>> BEGIN GIVEN RECORDS

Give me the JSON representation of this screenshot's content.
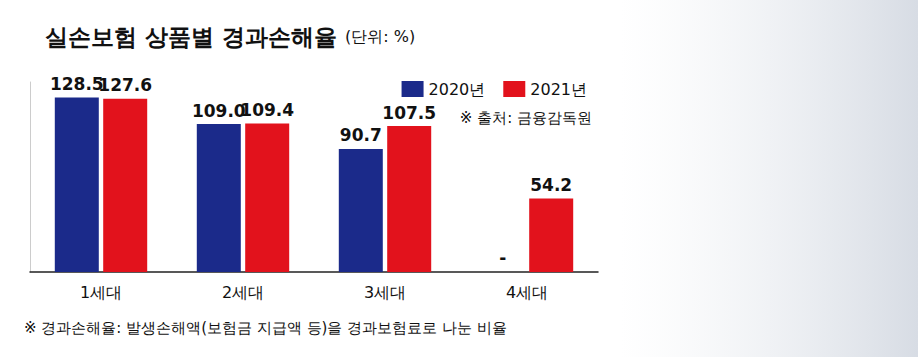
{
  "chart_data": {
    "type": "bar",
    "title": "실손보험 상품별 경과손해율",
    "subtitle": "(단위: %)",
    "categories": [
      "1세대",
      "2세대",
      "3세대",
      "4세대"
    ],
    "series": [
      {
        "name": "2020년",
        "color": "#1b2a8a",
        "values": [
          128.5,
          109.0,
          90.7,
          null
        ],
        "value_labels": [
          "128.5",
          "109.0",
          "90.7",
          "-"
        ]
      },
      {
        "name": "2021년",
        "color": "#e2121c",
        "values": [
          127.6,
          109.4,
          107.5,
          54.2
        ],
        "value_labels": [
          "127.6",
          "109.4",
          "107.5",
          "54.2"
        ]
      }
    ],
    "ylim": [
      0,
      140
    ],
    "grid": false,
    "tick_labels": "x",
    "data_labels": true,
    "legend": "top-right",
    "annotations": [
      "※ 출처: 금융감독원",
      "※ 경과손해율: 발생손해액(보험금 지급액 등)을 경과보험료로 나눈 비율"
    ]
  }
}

>> END GIVEN RECORDS
>> BEGIN GIVEN RECORDS

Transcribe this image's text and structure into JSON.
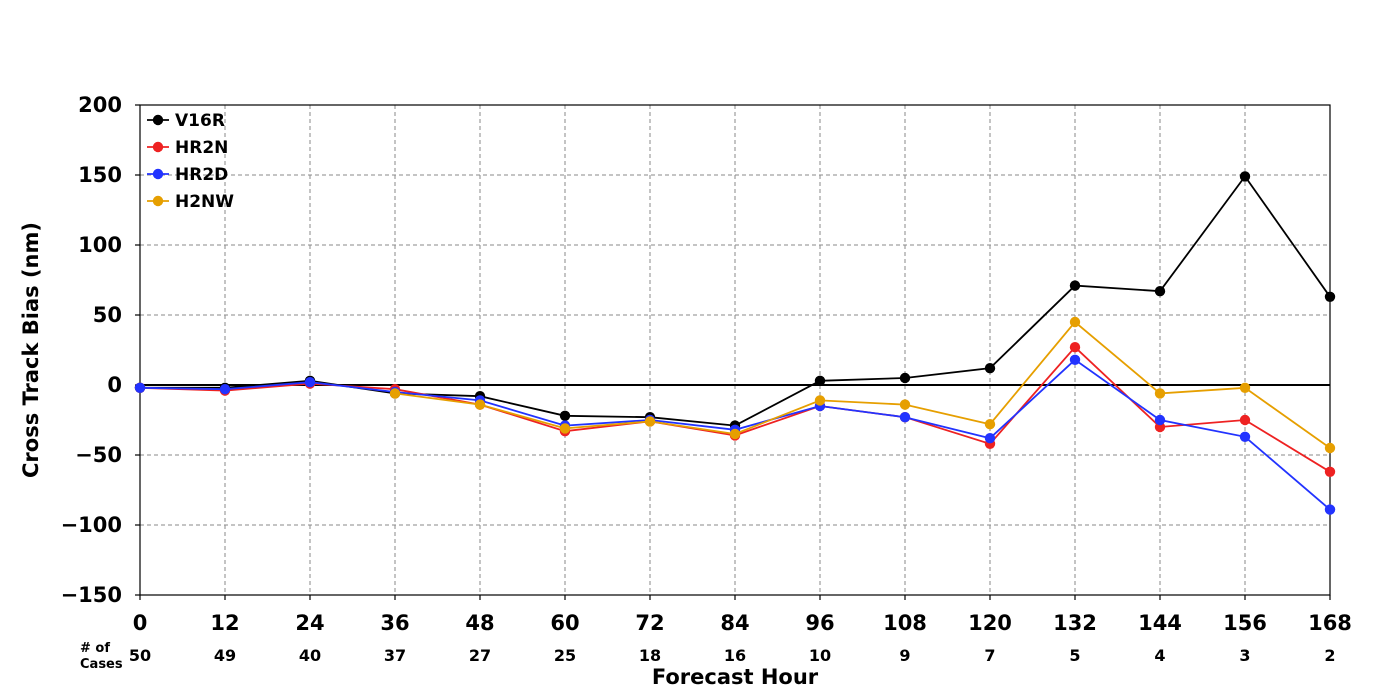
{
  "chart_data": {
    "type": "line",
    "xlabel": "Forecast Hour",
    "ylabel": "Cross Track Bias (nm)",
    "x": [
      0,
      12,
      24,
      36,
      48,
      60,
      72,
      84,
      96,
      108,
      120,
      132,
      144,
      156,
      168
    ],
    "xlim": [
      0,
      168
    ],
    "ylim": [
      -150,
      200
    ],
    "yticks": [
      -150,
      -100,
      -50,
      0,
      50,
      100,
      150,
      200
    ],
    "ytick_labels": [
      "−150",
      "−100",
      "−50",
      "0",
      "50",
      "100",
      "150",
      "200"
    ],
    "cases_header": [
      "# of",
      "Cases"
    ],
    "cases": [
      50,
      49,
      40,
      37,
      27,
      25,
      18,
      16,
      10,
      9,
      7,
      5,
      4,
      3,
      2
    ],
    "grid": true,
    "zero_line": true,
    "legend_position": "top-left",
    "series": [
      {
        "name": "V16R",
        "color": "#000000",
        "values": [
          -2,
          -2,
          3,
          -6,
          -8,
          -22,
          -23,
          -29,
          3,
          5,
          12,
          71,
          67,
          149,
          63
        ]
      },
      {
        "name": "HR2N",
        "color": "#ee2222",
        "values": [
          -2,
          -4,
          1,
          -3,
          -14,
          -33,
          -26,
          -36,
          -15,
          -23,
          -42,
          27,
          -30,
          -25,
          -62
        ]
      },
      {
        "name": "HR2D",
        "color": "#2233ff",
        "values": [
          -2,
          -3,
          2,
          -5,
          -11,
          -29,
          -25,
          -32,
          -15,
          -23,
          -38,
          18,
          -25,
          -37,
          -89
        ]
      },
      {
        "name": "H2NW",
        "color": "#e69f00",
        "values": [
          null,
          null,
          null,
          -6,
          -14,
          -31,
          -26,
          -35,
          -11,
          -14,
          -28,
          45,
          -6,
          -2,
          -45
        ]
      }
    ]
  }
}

>> END GIVEN RECORDS

→ AIM
Return every line containing "name".

→ RESULT OF THIS EXERCISE
        "name": "2020년",
        "name": "2021년",
        "name": "V16R",
        "name": "HR2N",
        "name": "HR2D",
        "name": "H2NW",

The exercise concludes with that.